### GOAL
All lines featuring the string "color" are to be listed.

+++ INFORMATION PROVIDED +++

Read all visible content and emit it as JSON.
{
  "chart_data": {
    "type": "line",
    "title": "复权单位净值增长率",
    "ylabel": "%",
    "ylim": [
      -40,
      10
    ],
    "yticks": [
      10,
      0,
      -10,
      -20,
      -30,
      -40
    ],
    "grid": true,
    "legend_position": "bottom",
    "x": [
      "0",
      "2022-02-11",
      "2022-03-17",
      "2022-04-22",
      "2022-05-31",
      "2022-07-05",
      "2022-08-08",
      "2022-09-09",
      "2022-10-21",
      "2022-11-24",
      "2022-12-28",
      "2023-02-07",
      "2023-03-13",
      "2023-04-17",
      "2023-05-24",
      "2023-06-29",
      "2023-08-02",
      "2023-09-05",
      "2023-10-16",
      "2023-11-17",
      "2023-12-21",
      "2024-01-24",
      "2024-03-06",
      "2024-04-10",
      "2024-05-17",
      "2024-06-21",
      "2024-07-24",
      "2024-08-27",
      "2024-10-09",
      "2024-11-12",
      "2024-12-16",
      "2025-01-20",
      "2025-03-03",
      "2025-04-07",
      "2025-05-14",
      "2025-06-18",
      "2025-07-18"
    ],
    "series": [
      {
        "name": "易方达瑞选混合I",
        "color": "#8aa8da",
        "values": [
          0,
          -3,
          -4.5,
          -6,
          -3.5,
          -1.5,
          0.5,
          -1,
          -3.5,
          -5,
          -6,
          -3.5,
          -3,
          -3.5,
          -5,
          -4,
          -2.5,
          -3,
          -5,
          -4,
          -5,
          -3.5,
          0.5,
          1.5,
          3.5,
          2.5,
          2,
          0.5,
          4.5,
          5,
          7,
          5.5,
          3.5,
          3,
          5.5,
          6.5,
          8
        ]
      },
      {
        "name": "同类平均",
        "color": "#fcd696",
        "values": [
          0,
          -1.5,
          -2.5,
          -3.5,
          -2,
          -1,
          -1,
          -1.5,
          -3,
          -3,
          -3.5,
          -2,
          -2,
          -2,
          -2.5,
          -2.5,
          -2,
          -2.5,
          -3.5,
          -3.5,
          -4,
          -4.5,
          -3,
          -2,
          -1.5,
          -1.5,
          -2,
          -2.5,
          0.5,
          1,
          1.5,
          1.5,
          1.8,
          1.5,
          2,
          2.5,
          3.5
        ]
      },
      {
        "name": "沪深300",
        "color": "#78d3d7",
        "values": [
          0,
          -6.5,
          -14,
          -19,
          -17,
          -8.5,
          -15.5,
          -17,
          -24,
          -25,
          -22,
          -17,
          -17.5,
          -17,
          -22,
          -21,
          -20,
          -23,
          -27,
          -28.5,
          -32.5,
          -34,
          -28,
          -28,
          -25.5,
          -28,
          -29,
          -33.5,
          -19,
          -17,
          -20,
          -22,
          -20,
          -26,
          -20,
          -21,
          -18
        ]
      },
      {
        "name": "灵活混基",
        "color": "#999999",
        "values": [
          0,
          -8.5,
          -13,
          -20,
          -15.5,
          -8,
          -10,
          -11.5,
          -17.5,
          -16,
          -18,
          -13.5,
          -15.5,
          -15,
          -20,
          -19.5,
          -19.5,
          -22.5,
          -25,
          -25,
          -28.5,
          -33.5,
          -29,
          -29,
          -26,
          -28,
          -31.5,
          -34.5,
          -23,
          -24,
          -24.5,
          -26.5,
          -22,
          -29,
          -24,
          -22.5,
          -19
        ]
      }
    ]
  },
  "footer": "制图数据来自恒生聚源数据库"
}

+++

### OUTPUT OF THE EXERCISE
        "color": "#8aa8da",
        "color": "#fcd696",
        "color": "#78d3d7",
        "color": "#999999",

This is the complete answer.